> _YOUR OBJECTIVE_
Copy all lines in which the word "title" can be found.

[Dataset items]
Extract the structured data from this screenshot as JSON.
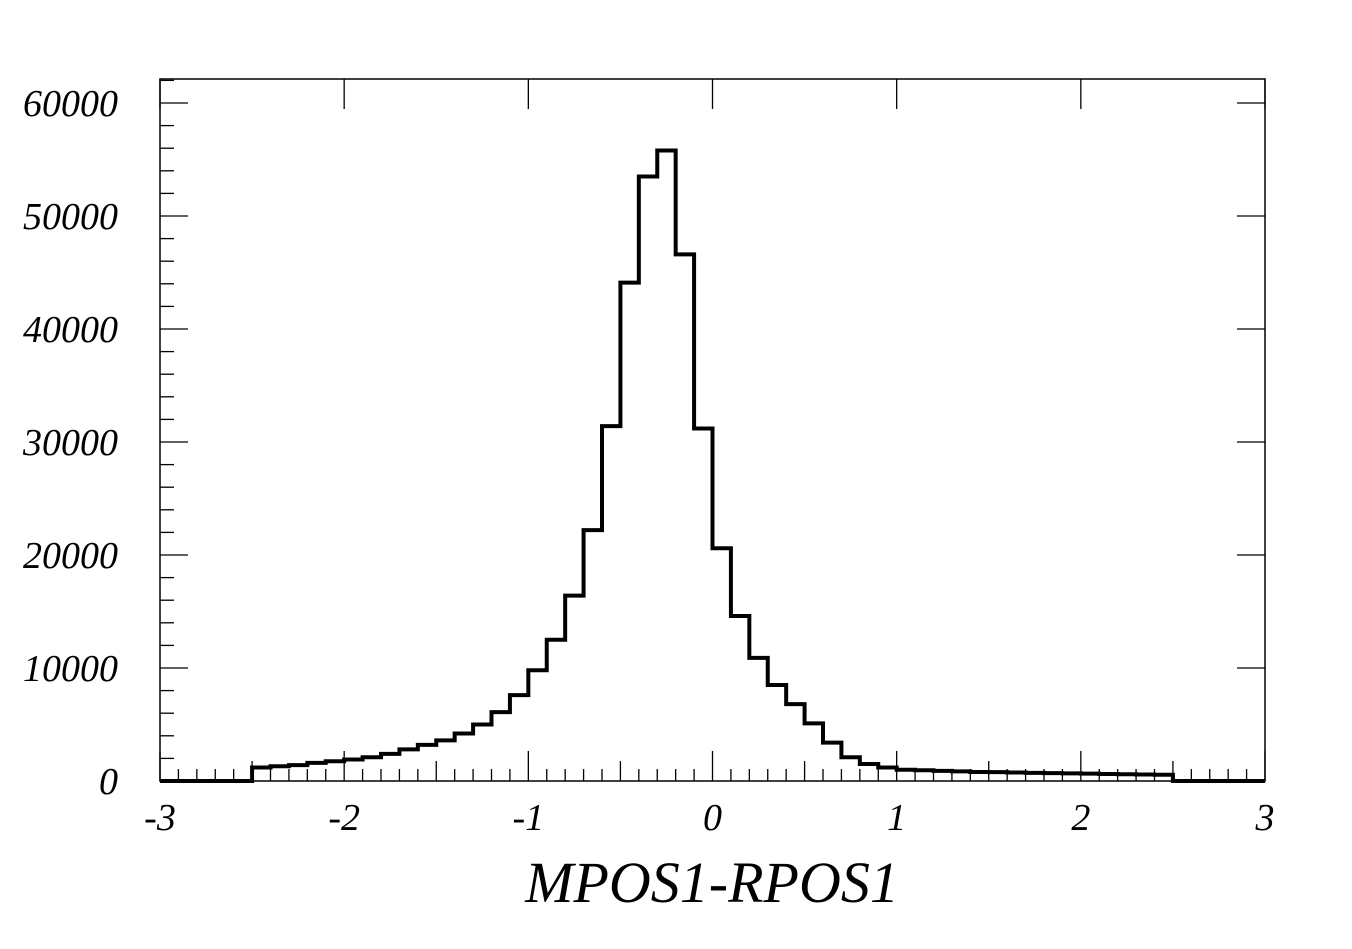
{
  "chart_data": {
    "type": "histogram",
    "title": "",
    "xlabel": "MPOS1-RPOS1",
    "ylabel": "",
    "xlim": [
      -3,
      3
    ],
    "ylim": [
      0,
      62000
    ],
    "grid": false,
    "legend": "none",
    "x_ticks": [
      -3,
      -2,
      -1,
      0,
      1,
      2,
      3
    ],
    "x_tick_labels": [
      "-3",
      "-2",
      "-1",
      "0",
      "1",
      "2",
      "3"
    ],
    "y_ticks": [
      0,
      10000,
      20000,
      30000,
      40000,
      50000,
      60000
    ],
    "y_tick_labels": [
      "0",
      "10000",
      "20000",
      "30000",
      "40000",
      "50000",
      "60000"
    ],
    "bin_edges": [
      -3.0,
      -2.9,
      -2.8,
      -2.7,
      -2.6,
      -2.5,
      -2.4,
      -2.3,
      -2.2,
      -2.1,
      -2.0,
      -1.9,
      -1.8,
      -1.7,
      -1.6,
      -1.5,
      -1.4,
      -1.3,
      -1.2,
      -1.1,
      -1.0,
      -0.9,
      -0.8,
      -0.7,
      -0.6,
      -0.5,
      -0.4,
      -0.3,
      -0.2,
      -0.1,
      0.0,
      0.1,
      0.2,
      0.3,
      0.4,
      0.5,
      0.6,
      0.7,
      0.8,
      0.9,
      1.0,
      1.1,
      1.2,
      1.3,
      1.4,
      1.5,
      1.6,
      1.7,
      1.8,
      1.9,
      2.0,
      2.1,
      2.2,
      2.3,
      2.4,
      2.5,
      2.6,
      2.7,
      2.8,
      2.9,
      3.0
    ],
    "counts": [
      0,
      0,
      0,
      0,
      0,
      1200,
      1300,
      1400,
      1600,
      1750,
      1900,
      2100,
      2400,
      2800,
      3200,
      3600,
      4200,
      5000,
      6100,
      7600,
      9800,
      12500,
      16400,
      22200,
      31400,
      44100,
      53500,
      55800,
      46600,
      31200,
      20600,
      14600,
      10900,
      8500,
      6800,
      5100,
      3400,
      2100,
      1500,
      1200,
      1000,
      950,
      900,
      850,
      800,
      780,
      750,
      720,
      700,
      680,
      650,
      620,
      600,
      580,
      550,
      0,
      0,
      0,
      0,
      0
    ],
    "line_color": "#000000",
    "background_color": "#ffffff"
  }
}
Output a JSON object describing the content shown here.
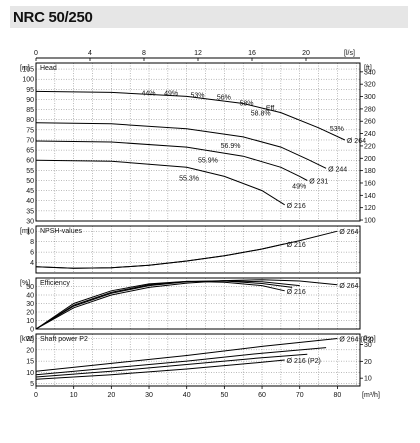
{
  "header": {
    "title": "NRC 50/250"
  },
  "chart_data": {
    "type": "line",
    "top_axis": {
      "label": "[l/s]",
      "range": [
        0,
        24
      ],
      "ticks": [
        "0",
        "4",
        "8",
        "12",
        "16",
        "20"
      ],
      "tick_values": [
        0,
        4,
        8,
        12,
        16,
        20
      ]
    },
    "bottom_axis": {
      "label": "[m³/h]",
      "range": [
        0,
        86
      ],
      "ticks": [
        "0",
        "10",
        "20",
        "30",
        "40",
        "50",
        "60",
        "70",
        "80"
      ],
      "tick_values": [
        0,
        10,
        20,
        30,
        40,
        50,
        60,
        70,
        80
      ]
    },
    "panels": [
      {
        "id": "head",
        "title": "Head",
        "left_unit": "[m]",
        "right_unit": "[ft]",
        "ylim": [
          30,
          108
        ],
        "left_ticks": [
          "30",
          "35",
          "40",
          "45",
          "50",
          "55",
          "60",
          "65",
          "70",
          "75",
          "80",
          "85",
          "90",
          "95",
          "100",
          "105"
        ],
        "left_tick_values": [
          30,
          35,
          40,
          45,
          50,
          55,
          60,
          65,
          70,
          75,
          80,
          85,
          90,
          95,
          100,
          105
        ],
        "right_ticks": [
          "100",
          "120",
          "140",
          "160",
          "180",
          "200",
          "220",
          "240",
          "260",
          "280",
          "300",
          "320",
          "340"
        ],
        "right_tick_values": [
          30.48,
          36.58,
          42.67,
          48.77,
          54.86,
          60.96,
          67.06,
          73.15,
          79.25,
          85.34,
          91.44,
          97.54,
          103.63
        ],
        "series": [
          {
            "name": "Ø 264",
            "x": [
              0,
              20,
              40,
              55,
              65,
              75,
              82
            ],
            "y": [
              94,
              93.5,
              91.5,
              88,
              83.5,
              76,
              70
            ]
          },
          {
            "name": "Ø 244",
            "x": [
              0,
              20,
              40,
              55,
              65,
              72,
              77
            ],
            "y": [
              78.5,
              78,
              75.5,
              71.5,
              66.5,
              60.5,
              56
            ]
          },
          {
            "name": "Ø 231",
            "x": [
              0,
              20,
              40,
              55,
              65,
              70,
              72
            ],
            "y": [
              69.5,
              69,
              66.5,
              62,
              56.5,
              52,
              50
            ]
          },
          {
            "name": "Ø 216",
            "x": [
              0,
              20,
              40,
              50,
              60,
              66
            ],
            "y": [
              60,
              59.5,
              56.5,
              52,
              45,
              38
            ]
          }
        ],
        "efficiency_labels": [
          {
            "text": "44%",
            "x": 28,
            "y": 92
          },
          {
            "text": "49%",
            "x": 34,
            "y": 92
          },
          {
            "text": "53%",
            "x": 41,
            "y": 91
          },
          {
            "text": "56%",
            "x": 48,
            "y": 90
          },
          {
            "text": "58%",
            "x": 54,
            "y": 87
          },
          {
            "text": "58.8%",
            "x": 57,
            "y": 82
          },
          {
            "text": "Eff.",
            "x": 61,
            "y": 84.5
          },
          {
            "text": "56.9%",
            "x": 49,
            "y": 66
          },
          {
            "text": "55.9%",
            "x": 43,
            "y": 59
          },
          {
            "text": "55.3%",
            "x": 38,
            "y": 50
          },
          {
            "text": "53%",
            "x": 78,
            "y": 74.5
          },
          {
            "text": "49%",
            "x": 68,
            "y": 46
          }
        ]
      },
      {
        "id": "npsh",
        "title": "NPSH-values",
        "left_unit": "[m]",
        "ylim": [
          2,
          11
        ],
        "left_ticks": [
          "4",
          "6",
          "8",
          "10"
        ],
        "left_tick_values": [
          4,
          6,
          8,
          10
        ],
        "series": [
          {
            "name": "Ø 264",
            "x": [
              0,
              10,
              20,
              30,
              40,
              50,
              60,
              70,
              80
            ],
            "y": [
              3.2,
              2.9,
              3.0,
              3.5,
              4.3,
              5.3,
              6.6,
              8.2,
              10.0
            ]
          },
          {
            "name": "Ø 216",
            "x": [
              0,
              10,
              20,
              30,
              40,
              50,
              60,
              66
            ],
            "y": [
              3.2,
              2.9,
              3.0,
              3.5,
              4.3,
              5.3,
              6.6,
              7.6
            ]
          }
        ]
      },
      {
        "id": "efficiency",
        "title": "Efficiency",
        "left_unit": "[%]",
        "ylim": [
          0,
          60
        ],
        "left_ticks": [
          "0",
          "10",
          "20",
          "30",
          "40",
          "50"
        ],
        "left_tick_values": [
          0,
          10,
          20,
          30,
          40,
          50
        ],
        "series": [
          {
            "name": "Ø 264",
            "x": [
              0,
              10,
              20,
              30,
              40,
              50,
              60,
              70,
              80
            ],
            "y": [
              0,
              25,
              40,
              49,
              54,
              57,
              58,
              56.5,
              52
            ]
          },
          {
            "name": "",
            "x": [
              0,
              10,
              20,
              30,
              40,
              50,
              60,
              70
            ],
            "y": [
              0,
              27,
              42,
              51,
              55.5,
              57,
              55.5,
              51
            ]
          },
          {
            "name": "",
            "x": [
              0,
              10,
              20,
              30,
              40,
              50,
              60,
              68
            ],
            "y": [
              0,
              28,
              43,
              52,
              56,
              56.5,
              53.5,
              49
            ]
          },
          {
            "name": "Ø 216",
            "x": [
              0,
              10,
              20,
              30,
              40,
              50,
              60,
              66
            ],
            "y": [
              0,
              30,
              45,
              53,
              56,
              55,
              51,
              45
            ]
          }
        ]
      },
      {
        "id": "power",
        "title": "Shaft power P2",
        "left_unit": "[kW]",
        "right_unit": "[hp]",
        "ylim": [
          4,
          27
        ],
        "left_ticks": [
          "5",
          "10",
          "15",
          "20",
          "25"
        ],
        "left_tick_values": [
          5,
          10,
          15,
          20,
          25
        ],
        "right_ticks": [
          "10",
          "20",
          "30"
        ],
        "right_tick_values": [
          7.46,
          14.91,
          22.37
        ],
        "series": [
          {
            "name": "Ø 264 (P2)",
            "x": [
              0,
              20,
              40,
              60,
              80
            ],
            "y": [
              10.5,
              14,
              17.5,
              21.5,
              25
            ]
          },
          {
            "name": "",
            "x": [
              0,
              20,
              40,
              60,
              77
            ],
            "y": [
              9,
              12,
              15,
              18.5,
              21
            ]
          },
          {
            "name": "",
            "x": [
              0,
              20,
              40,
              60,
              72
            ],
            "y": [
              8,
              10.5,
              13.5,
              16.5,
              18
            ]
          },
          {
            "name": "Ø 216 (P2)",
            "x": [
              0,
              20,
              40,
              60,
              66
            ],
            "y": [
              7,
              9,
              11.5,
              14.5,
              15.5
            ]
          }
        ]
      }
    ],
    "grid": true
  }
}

> _ANSWER BELOW_
    "title": "",
    "title": "NRC 50/250"
        "title": "Head",
        "title": "NPSH-values",
        "title": "Efficiency",
        "title": "Shaft power P2",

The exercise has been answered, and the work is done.